Your instructions -> Return each line of the records that includes the string "annotation", copied in full. Case counts.

Material to process ->
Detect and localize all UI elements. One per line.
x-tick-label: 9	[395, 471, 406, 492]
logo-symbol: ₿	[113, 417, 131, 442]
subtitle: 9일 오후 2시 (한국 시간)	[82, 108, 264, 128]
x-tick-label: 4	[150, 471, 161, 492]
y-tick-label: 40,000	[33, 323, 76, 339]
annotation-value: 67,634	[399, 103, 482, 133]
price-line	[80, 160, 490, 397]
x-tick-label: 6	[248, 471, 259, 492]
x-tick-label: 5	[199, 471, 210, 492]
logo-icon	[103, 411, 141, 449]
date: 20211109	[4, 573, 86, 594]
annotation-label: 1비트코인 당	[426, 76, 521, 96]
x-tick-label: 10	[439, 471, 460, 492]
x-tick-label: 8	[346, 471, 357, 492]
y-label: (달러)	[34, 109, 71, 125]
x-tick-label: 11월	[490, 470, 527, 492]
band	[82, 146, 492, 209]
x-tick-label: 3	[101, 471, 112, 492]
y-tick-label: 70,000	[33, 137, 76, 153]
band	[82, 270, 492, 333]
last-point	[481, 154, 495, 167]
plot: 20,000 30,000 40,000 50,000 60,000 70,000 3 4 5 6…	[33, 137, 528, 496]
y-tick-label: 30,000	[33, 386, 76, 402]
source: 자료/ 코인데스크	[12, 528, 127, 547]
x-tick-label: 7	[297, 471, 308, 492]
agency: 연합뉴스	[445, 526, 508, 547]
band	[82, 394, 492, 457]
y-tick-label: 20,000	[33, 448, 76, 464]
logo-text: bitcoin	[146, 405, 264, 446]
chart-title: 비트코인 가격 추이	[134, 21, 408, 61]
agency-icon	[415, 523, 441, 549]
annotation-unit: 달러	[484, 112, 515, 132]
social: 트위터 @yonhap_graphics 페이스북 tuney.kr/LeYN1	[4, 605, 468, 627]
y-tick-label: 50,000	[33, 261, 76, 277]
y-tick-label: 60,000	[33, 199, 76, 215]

Task output ->
annotation-value: 67,634	[399, 103, 482, 133]
annotation-label: 1비트코인 당	[426, 76, 521, 96]
annotation-unit: 달러	[484, 112, 515, 132]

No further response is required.